## DATA LISTING

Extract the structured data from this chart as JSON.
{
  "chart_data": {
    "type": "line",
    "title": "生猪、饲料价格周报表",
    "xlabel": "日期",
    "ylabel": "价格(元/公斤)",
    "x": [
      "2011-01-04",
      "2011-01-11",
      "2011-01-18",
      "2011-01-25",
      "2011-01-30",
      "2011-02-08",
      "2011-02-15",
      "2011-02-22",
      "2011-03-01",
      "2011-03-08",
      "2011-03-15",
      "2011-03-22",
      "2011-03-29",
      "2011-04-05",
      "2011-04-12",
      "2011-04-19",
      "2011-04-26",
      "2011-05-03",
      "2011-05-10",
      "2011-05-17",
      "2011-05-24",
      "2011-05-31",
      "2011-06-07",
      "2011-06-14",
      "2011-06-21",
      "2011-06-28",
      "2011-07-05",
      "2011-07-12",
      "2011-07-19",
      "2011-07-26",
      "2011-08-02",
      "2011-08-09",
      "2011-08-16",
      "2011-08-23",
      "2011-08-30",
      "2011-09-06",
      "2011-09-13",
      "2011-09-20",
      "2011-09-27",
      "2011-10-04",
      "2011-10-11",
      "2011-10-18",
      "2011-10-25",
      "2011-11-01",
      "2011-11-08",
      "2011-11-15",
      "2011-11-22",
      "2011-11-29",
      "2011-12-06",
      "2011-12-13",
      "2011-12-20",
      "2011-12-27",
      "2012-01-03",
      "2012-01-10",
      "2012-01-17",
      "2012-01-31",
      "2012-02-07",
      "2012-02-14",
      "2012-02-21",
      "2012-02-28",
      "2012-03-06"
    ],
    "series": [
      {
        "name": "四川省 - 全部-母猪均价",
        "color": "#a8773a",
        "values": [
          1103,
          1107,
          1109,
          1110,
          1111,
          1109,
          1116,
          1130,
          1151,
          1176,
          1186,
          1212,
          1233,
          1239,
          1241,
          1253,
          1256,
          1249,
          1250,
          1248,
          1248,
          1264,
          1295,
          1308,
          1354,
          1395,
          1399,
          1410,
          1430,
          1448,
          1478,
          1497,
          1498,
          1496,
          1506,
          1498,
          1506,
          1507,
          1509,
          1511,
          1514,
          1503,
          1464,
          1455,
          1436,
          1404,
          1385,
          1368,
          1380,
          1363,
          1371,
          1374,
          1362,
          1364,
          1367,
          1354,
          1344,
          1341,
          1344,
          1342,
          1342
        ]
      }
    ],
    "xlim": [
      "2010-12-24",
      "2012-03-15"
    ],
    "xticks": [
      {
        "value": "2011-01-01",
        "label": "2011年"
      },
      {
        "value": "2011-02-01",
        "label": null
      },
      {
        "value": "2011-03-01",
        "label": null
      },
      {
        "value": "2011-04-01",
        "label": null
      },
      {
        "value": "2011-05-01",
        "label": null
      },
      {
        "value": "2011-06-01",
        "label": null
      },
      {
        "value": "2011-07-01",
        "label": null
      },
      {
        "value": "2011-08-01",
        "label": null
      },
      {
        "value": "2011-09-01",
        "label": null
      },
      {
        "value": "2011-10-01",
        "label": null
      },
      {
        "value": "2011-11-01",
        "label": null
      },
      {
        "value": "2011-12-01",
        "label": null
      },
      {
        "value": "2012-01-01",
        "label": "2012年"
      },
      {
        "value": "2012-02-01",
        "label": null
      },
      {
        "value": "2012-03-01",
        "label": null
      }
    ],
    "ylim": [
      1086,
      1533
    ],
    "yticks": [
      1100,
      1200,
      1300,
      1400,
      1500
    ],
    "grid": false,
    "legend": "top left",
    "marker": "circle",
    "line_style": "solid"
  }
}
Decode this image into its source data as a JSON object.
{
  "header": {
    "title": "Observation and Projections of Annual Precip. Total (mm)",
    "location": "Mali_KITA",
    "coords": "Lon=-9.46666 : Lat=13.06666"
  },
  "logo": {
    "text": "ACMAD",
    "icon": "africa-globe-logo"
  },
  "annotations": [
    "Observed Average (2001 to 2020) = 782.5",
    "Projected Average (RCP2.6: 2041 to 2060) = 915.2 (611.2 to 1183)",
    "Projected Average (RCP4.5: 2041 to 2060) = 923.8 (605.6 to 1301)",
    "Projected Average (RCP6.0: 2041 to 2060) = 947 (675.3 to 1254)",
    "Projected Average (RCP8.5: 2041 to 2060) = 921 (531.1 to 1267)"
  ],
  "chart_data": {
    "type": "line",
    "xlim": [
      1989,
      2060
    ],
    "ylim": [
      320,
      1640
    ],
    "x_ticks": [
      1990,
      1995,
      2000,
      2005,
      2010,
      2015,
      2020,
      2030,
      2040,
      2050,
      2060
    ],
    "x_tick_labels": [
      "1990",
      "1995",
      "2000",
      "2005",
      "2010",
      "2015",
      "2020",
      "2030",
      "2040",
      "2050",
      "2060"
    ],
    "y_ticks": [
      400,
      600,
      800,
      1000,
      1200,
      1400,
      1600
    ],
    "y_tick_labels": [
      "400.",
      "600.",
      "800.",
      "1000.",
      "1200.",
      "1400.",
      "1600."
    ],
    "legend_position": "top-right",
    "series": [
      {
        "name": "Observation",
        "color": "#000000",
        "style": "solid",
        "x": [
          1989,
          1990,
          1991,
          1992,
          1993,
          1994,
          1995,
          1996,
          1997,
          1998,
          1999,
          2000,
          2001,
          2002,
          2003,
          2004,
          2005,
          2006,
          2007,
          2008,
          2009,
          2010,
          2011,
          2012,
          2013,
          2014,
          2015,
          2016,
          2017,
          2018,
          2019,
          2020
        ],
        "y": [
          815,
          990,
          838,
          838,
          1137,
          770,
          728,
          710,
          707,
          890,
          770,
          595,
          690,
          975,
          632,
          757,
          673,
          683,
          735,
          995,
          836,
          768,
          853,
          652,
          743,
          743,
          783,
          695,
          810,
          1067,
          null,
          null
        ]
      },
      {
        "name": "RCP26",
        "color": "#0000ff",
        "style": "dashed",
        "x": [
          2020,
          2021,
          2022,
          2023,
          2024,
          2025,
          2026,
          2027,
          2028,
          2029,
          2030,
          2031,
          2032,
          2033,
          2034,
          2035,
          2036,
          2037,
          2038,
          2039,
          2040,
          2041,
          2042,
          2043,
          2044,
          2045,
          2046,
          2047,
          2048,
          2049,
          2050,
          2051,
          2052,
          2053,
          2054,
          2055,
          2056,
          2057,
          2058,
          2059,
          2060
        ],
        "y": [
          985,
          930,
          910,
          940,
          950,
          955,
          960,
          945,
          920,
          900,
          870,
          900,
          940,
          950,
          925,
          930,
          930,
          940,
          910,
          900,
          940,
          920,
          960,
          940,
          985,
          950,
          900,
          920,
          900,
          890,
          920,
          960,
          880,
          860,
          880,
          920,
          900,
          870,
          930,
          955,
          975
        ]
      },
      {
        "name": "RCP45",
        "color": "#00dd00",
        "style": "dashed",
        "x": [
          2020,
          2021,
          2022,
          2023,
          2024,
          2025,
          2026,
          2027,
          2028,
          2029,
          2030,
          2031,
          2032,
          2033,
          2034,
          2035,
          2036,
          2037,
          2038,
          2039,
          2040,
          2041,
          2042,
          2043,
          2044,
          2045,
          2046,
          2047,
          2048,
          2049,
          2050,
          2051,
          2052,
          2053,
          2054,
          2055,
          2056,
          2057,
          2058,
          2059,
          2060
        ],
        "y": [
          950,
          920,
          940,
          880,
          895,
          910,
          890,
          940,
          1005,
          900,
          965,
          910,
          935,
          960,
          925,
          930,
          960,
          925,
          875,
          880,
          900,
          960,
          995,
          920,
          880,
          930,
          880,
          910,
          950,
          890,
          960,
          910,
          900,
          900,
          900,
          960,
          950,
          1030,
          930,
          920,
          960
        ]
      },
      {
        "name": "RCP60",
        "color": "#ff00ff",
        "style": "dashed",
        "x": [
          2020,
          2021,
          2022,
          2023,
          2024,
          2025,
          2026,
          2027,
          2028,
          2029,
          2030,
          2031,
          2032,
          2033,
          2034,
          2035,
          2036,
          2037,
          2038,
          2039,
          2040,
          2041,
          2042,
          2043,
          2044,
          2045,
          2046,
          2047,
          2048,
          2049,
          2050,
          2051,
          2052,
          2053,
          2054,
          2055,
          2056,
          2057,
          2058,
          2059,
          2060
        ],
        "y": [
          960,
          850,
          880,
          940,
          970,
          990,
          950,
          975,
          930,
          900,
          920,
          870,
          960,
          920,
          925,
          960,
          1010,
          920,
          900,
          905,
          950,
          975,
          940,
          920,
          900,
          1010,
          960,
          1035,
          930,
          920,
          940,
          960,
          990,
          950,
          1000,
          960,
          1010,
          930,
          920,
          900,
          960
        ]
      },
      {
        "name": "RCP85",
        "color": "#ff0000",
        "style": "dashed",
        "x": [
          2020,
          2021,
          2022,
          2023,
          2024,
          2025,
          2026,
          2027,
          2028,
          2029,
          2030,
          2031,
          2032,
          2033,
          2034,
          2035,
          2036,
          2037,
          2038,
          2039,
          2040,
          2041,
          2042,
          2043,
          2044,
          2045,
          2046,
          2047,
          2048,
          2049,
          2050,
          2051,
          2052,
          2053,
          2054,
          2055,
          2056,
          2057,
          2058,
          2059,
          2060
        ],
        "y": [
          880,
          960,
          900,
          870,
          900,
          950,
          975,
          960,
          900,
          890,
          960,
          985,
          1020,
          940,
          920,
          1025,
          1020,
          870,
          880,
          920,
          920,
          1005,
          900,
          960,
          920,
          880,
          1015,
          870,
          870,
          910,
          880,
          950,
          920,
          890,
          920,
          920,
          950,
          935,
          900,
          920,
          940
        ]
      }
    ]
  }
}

## SHORT EXERCISE
Find how many of the lines above have the word "this" in them. State only that number.

## SOLUTION TO THE EXERCISE
2